- Instructions for the task:
Write out the whole listing again, exactly as given.

-- start --

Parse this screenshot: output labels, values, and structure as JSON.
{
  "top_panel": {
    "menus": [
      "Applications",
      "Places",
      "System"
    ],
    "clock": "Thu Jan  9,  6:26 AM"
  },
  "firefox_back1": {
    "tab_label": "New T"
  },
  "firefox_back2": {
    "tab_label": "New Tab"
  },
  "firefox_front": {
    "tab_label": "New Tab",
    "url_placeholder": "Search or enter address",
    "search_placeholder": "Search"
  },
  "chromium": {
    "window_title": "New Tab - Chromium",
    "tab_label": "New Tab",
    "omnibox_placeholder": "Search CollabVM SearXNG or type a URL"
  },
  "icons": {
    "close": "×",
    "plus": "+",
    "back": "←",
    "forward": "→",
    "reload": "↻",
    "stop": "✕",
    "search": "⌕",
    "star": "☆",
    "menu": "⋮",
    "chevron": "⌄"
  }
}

-- end --

- Solution for this task:
Parse this screenshot: output labels, values, and structure as JSON.
{
  "top_panel": {
    "menus": [
      "Applications",
      "Places",
      "System"
    ],
    "clock": "Thu Jan  9,  6:26 AM"
  },
  "firefox_back1": {
    "tab_label": "New T"
  },
  "firefox_back2": {
    "tab_label": "New Tab"
  },
  "firefox_front": {
    "tab_label": "New Tab",
    "url_placeholder": "Search or enter address",
    "search_placeholder": "Search"
  },
  "chromium": {
    "window_title": "New Tab - Chromium",
    "tab_label": "New Tab",
    "omnibox_placeholder": "Search CollabVM SearXNG or type a URL"
  },
  "icons": {
    "close": "×",
    "plus": "+",
    "back": "←",
    "forward": "→",
    "reload": "↻",
    "stop": "✕",
    "search": "⌕",
    "star": "☆",
    "menu": "⋮",
    "chevron": "⌄"
  }
}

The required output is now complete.